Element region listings
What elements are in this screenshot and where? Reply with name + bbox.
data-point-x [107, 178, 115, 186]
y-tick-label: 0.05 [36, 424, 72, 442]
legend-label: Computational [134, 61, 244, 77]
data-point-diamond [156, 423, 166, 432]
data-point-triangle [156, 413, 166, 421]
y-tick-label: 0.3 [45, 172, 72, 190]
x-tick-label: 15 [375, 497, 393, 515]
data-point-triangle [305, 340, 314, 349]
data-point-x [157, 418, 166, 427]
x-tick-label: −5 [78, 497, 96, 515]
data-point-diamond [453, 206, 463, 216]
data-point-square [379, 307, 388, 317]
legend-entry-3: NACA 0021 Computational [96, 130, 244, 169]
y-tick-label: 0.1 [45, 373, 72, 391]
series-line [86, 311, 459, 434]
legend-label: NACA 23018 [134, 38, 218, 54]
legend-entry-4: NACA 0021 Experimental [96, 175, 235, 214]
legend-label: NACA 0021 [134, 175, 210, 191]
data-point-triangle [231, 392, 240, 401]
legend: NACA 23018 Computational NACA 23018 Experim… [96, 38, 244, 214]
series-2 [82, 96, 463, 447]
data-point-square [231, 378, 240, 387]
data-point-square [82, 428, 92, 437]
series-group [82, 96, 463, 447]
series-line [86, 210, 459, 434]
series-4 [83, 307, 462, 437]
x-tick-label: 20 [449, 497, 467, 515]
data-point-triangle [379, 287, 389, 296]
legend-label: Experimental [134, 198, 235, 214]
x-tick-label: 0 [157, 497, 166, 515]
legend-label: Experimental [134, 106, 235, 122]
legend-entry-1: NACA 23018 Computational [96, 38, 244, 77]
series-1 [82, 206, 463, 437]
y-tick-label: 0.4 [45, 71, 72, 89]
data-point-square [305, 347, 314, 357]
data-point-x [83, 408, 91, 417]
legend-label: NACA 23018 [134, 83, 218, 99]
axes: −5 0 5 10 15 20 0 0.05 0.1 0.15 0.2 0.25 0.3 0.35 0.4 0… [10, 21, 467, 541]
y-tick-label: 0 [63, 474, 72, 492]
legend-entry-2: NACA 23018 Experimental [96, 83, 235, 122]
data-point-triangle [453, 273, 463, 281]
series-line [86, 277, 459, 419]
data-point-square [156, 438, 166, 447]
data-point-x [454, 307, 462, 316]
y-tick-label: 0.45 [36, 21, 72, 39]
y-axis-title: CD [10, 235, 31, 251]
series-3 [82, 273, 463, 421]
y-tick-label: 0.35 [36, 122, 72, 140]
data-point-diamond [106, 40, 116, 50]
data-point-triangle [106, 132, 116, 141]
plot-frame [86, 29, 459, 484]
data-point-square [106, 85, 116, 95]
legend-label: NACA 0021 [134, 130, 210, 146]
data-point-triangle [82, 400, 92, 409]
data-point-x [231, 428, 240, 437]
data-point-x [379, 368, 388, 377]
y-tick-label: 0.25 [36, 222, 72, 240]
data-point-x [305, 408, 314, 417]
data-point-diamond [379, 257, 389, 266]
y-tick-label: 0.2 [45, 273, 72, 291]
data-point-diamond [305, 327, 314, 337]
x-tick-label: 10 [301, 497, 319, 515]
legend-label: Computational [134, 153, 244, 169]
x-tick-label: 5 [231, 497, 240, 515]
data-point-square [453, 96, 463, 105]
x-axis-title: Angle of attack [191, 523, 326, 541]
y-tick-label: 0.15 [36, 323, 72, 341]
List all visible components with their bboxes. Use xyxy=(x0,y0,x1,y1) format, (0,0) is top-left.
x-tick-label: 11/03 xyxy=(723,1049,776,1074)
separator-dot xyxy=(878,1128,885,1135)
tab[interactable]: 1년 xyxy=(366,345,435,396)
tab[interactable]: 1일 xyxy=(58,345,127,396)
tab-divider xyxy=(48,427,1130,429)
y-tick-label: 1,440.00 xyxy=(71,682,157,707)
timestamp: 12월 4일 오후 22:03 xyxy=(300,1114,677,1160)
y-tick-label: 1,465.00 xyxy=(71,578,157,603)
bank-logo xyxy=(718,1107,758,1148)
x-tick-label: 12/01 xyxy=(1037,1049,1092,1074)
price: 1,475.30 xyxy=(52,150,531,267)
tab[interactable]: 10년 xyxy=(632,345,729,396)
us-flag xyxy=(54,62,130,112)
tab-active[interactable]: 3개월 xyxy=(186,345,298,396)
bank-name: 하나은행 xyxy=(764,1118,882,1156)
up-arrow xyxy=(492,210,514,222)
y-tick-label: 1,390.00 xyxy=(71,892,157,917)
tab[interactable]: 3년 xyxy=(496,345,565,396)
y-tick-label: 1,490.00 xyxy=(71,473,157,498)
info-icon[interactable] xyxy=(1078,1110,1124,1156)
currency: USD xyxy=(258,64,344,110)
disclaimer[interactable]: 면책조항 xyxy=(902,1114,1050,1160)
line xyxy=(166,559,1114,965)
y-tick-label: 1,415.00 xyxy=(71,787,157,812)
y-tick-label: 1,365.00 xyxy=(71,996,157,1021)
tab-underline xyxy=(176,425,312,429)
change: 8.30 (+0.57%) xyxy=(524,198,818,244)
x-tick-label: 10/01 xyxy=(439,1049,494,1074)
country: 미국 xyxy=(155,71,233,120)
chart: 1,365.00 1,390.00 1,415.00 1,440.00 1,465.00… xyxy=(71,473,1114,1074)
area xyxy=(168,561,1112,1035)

=== Instructions to follow ===
Reproduce every line of these entries exactly as they appear.

=== Solution to this problem ===
What elements are in this screenshot and where? Reply with name + bbox.
data-point-x [107, 178, 115, 186]
y-tick-label: 0.05 [36, 424, 72, 442]
legend-label: Computational [134, 61, 244, 77]
data-point-diamond [156, 423, 166, 432]
data-point-triangle [156, 413, 166, 421]
y-tick-label: 0.3 [45, 172, 72, 190]
x-tick-label: 15 [375, 497, 393, 515]
data-point-triangle [305, 340, 314, 349]
data-point-x [157, 418, 166, 427]
x-tick-label: −5 [78, 497, 96, 515]
data-point-diamond [453, 206, 463, 216]
data-point-square [379, 307, 388, 317]
legend-entry-3: NACA 0021 Computational [96, 130, 244, 169]
y-tick-label: 0.1 [45, 373, 72, 391]
series-line [86, 311, 459, 434]
legend-label: NACA 23018 [134, 38, 218, 54]
legend-entry-4: NACA 0021 Experimental [96, 175, 235, 214]
legend-label: NACA 0021 [134, 175, 210, 191]
data-point-triangle [231, 392, 240, 401]
legend: NACA 23018 Computational NACA 23018 Experim… [96, 38, 244, 214]
series-2 [82, 96, 463, 447]
data-point-square [231, 378, 240, 387]
data-point-square [82, 428, 92, 437]
series-group [82, 96, 463, 447]
series-line [86, 210, 459, 434]
series-4 [83, 307, 462, 437]
x-tick-label: 20 [449, 497, 467, 515]
data-point-triangle [379, 287, 389, 296]
legend-label: Experimental [134, 198, 235, 214]
x-tick-label: 0 [157, 497, 166, 515]
legend-label: Experimental [134, 106, 235, 122]
legend-entry-1: NACA 23018 Computational [96, 38, 244, 77]
series-1 [82, 206, 463, 437]
y-tick-label: 0.4 [45, 71, 72, 89]
data-point-square [305, 347, 314, 357]
data-point-x [83, 408, 91, 417]
legend-label: NACA 23018 [134, 83, 218, 99]
axes: −5 0 5 10 15 20 0 0.05 0.1 0.15 0.2 0.25 0.3 0.35 0.4 0… [10, 21, 467, 541]
y-tick-label: 0 [63, 474, 72, 492]
legend-entry-2: NACA 23018 Experimental [96, 83, 235, 122]
data-point-triangle [453, 273, 463, 281]
series-line [86, 277, 459, 419]
data-point-square [156, 438, 166, 447]
data-point-x [454, 307, 462, 316]
y-tick-label: 0.45 [36, 21, 72, 39]
y-axis-title: CD [10, 235, 31, 251]
series-3 [82, 273, 463, 421]
y-tick-label: 0.35 [36, 122, 72, 140]
data-point-diamond [106, 40, 116, 50]
data-point-triangle [106, 132, 116, 141]
plot-frame [86, 29, 459, 484]
data-point-square [106, 85, 116, 95]
legend-label: NACA 0021 [134, 130, 210, 146]
data-point-triangle [82, 400, 92, 409]
data-point-x [231, 428, 240, 437]
data-point-x [379, 368, 388, 377]
y-tick-label: 0.25 [36, 222, 72, 240]
data-point-x [305, 408, 314, 417]
data-point-diamond [379, 257, 389, 266]
y-tick-label: 0.2 [45, 273, 72, 291]
data-point-diamond [305, 327, 314, 337]
x-tick-label: 10 [301, 497, 319, 515]
legend-label: Computational [134, 153, 244, 169]
x-tick-label: 5 [231, 497, 240, 515]
data-point-square [453, 96, 463, 105]
x-axis-title: Angle of attack [191, 523, 326, 541]
y-tick-label: 0.15 [36, 323, 72, 341]
List all visible components with their bboxes. Use xyxy=(x0,y0,x1,y1) format, (0,0) is top-left.
x-tick-label: 11/03 xyxy=(723,1049,776,1074)
separator-dot xyxy=(878,1128,885,1135)
tab[interactable]: 1년 xyxy=(366,345,435,396)
tab[interactable]: 1일 xyxy=(58,345,127,396)
tab-divider xyxy=(48,427,1130,429)
y-tick-label: 1,440.00 xyxy=(71,682,157,707)
timestamp: 12월 4일 오후 22:03 xyxy=(300,1114,677,1160)
y-tick-label: 1,465.00 xyxy=(71,578,157,603)
bank-logo xyxy=(718,1107,758,1148)
x-tick-label: 12/01 xyxy=(1037,1049,1092,1074)
price: 1,475.30 xyxy=(52,150,531,267)
tab[interactable]: 10년 xyxy=(632,345,729,396)
us-flag xyxy=(54,62,130,112)
tab-active[interactable]: 3개월 xyxy=(186,345,298,396)
bank-name: 하나은행 xyxy=(764,1118,882,1156)
up-arrow xyxy=(492,210,514,222)
y-tick-label: 1,390.00 xyxy=(71,892,157,917)
tab[interactable]: 3년 xyxy=(496,345,565,396)
y-tick-label: 1,490.00 xyxy=(71,473,157,498)
info-icon[interactable] xyxy=(1078,1110,1124,1156)
currency: USD xyxy=(258,64,344,110)
disclaimer[interactable]: 면책조항 xyxy=(902,1114,1050,1160)
line xyxy=(166,559,1114,965)
y-tick-label: 1,415.00 xyxy=(71,787,157,812)
y-tick-label: 1,365.00 xyxy=(71,996,157,1021)
tab-underline xyxy=(176,425,312,429)
change: 8.30 (+0.57%) xyxy=(524,198,818,244)
x-tick-label: 10/01 xyxy=(439,1049,494,1074)
country: 미국 xyxy=(155,71,233,120)
chart: 1,365.00 1,390.00 1,415.00 1,440.00 1,465.00… xyxy=(71,473,1114,1074)
area xyxy=(168,561,1112,1035)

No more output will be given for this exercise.